Posted on Feb 20, 2012 in church stuff, incarnational, leadership | 31 comments

there are a lot of ways to pastor

 “in his grace, God has given us different gifts for doing certain things well. so if God has given you the ability to prophesy, speak out with as much faith as God has given you.  if your gift is serving others, serve them well. if you are a teacher, teach well.  if your gift is to encourage others, be encouraging. if it is giving, give generously. if God has given you leadership ability, take the responsibility seriously. and if you have a gift for showing kindness to others, do it gladly.” – romans 12:6-8

* * * * *

the word “pastor” is such a loaded word. not quite as loaded as “church” but with some of the same baggage. we assume that pastors have a certain kind of education & training & credentials that make them able to do the work that they are doing.  pastor has become a title, a role, a job description; the implication of it is that it is a role that is definitely connected to a church system.

we need to re-think the word pastor. i won’t rehash all of the thoughts from that old post, but it’s been on my mind in this past season as i hear from awesome & wonderful people who have huge hearts for people & God & are “pastors” in their contexts.  often, their gifts aren’t valued because they don’t have the credentials or titles to go with it.  they don’t make any money.  they don’t have any formal training. they don’t have anyone to empower them formally.

○ ○ ○ ○ ○ ○ ○

**WHAT THIS TASK INVOLVES**. Pick up the blog post on rethinking the word "pastor" right after its final sentence and carry its argument forward. The records that follow have no connection to the blog post about rethinking the word "pastor."

**SOURCE MATERIAL**.

○ ○ ○ ○ ○ ○ ○

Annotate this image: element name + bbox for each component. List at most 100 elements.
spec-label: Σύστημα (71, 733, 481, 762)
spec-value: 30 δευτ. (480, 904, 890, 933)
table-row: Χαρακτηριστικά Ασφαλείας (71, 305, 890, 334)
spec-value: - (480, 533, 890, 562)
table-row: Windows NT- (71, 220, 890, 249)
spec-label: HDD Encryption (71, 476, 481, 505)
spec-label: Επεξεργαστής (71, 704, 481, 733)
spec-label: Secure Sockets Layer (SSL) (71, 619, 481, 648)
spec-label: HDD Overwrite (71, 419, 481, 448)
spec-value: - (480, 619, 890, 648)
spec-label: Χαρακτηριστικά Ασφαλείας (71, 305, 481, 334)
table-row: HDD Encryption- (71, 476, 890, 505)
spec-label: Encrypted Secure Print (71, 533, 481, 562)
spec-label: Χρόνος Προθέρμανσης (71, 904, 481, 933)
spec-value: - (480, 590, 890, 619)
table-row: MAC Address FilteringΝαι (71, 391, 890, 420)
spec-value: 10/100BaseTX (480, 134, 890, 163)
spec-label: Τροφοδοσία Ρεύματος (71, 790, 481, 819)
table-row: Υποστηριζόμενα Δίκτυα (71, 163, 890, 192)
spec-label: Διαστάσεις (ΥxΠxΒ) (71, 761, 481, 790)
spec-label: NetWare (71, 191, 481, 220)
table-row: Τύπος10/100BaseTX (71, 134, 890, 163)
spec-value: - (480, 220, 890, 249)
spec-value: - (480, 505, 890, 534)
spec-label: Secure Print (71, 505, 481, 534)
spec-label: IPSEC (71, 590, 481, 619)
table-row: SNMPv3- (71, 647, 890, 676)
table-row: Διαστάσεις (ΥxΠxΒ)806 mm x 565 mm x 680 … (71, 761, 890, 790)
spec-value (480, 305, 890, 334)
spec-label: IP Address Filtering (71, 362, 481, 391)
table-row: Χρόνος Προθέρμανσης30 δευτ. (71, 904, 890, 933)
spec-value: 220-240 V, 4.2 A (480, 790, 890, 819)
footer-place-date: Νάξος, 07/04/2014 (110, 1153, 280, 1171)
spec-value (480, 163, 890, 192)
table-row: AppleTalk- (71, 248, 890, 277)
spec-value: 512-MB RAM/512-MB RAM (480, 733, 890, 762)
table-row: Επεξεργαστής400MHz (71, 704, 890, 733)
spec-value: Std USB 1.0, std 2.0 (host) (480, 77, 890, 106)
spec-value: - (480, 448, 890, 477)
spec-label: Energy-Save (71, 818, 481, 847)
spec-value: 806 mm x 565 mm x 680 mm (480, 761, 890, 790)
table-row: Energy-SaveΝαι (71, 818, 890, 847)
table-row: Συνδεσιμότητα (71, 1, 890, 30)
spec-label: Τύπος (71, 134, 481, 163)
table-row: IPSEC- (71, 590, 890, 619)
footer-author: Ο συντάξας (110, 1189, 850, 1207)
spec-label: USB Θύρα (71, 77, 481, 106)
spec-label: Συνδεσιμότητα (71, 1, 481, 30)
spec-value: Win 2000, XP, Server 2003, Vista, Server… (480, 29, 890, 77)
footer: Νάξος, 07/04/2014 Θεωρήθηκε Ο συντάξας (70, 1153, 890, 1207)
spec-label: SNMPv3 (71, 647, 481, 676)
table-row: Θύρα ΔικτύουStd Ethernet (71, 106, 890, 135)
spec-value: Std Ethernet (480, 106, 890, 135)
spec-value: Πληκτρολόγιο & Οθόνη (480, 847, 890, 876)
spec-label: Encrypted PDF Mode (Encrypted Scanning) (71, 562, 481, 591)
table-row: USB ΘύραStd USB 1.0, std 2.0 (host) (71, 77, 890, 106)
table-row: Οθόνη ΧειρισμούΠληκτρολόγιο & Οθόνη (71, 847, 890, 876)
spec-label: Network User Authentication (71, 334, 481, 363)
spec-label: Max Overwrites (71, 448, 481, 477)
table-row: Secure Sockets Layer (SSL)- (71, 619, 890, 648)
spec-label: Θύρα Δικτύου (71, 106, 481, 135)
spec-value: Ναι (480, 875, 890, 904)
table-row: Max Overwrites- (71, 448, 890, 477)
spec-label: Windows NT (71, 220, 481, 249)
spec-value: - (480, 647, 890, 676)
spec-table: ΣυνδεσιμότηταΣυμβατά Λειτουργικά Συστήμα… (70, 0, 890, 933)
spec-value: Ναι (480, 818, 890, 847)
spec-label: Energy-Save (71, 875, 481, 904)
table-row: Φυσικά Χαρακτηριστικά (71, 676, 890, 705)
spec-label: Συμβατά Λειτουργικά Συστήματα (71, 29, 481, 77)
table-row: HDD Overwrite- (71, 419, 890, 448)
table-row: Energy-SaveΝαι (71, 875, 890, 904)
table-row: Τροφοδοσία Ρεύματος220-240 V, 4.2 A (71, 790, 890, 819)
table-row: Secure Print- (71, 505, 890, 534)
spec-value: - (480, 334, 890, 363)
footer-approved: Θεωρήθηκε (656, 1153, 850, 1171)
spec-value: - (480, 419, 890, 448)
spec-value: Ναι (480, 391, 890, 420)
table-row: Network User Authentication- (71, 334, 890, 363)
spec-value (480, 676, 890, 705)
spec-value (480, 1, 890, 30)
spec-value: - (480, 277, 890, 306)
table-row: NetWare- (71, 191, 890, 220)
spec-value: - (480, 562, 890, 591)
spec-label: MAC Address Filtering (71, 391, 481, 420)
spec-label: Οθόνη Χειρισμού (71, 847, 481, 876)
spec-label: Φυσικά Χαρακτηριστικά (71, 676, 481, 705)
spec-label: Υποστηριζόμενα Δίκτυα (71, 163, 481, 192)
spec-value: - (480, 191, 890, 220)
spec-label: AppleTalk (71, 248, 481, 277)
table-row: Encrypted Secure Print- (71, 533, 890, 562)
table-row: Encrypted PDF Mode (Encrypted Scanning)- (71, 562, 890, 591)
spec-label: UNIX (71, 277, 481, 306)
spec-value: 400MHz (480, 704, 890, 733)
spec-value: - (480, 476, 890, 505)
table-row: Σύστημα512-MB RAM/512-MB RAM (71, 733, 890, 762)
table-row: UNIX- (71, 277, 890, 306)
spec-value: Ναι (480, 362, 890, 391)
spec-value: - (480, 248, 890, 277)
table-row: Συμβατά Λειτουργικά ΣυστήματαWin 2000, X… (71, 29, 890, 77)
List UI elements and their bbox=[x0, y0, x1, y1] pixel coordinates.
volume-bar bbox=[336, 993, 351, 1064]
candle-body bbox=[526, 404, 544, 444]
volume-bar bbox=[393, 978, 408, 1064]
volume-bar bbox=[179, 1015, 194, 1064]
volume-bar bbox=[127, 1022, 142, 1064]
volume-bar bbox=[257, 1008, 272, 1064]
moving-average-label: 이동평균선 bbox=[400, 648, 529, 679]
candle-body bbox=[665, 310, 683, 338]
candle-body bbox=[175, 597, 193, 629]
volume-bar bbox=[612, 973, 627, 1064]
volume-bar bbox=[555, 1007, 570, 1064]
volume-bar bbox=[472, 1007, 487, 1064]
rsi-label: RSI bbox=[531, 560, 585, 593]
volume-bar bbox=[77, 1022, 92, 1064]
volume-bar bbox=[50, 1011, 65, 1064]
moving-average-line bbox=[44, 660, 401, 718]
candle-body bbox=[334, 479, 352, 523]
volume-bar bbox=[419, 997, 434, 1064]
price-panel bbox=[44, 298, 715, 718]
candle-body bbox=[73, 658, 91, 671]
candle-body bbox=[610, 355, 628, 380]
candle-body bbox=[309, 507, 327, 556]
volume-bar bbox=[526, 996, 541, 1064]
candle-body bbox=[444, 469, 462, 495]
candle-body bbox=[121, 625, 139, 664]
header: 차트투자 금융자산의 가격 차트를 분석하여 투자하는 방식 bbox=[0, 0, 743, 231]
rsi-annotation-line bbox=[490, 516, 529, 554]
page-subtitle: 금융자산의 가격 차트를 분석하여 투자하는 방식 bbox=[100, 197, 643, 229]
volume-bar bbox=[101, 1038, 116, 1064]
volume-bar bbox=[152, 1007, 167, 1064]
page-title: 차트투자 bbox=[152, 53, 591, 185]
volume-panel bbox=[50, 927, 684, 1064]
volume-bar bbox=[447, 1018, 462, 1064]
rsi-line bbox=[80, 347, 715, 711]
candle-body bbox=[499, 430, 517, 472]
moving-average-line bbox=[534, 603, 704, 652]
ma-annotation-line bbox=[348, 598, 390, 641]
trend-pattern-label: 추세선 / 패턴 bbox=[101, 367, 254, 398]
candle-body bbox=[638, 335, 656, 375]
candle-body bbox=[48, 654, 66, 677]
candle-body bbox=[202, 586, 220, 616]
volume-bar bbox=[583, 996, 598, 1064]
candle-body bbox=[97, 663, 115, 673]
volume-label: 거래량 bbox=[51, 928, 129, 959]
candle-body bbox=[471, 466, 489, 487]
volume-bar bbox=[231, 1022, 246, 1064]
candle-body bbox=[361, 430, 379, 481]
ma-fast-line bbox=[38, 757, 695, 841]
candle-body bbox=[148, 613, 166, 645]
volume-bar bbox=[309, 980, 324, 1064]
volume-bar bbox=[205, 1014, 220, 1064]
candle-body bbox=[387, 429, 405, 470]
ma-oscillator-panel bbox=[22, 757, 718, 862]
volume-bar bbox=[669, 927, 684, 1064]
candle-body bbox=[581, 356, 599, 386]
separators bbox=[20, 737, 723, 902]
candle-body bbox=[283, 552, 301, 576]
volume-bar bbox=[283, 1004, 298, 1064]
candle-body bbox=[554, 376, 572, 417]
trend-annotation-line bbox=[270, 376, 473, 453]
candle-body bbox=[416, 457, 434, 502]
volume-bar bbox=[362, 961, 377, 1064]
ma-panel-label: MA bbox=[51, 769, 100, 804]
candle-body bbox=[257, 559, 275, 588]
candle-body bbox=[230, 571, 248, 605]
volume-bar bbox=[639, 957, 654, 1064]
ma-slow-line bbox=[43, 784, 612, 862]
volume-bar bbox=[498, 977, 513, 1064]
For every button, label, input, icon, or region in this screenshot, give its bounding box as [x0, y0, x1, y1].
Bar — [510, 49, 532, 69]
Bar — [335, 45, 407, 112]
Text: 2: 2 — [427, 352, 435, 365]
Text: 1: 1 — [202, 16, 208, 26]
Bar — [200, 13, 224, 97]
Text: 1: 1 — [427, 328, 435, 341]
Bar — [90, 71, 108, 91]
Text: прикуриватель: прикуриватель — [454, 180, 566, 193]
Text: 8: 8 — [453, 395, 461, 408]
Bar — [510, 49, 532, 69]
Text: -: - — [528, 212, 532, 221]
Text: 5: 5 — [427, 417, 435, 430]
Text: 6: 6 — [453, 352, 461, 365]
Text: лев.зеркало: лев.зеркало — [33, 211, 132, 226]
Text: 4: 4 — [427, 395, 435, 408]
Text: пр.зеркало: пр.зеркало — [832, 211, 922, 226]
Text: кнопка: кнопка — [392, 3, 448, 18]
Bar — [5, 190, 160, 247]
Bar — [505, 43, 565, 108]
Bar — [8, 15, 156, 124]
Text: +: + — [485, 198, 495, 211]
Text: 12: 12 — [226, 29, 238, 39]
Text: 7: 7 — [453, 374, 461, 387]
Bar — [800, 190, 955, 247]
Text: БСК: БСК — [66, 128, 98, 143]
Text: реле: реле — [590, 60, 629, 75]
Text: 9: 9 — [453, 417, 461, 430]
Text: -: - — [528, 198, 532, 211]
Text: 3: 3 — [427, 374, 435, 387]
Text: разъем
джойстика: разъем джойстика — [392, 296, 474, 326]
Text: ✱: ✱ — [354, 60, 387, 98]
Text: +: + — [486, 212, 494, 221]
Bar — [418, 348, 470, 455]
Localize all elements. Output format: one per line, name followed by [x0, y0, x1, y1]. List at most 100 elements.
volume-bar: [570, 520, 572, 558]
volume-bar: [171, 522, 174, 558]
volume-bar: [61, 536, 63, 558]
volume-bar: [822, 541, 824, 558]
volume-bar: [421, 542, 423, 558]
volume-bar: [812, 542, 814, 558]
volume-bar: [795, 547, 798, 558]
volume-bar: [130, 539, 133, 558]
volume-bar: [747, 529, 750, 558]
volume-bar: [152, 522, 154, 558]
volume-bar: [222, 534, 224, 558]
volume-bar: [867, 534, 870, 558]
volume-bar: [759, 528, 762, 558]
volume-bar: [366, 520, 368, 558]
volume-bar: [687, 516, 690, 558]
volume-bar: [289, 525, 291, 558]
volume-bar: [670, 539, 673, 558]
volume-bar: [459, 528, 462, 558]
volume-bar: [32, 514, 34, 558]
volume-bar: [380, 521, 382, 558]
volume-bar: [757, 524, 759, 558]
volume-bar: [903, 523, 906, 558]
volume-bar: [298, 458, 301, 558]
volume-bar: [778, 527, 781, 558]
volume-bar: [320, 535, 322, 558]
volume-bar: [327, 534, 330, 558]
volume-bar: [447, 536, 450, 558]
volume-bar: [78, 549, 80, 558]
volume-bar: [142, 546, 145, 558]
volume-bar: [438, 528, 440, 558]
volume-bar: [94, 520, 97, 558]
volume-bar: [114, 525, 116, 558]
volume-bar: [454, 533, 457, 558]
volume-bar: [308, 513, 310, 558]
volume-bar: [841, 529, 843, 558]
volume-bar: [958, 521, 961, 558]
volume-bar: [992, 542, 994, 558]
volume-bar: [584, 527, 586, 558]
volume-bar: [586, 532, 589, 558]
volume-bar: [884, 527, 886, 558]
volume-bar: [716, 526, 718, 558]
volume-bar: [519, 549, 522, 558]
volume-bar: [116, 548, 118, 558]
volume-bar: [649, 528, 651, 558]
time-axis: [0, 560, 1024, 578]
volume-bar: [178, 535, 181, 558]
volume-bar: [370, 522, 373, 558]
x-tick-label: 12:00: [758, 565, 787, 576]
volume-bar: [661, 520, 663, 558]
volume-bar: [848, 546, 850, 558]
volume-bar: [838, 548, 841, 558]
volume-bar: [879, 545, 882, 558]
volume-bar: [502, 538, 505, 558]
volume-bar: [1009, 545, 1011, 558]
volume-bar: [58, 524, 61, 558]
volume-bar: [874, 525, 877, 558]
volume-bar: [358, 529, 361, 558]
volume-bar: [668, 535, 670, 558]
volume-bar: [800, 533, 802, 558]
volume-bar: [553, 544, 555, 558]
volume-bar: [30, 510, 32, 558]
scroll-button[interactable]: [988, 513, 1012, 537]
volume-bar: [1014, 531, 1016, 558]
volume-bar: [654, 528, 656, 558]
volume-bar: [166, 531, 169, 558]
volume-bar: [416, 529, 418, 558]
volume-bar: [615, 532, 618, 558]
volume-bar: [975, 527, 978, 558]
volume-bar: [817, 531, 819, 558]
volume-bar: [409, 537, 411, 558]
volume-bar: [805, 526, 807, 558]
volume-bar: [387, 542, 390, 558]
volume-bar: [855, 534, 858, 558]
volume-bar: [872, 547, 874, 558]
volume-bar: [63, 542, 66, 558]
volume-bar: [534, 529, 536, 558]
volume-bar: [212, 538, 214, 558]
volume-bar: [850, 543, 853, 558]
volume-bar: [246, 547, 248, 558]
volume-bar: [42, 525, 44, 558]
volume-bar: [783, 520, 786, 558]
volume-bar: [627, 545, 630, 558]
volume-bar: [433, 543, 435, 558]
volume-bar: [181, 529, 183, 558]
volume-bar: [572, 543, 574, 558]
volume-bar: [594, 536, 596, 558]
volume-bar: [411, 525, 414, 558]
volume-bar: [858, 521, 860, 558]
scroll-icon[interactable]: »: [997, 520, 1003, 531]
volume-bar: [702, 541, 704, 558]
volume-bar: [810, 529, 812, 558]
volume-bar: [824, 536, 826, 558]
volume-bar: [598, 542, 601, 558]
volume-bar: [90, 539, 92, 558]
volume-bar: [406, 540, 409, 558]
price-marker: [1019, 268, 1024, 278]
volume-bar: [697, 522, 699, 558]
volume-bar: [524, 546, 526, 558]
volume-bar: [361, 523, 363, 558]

○ ○ ○ ○ ○ ○ ○

**RESPONSE FOR THIS EXERCISE**.
but they are pastors–shepherds, caregivers, lovers-of-people.  they are the ones that people go to when they are hurting.  they show up when no one else shows up. they listen.  and check in.  cheerlead.  pray.  feed.  care.  laugh.  cry.  grieve.  they are the loving presence of Christ in the midst of every day life.

others are strangely drawn to them.

my guess is that in every neighborhood there’s a pastor.

in every office.

in every school.

in every family.

in every organization.

in every group.

people who others go to for spiritual love & support & care in the midst of their real lives.

being a good pastor is of great value, and skills like knowing the difference between caretaking and caregiving, and so many other things necessary to the work should be appreciated.

i have a feeling a lot of you are pastors but have never had that title next to your name.

i also know a lot of you are pastors, with the title and role, and do all kinds of beautiful things to love & care & shepherd & guide the people in your communities.  i do not for a minute want to minimize the hard work you are doing.  i, too, have the title & role & some of the benefits that come from this position.  i am grateful for this season in my life, and it is a privilege to be able to have my vocation & passion merge this way.

but i really want to honor all the amazing pastors out there who will never be in these specific church ministry positions.  who will never go to seminary. who will never have the title.  who may never preach from the front.  who may always think of themselves “less than” typical pastors because the title has not been bestowed up on them properly.

here’s what i want to say to those of you in this boat:

you are a pastor.

God gave you this gift.

your love & heart & compassion & care & presence matters.

you do not need to be ordained by a system to be ordained by God to live out the gift that you have.

you do not need to go to seminary to somehow to be made legit.

you do not need someone “above” you to tell you how to use it.

you do not need to dismiss the fire in your belly & the love in your heart because you don’t have what the church associates with the role.

just keep doing what you do naturally.

be a safe person for others. 

create little pockets of love without asking for permission.

go to people.

gather people.

love people.

the world needs you.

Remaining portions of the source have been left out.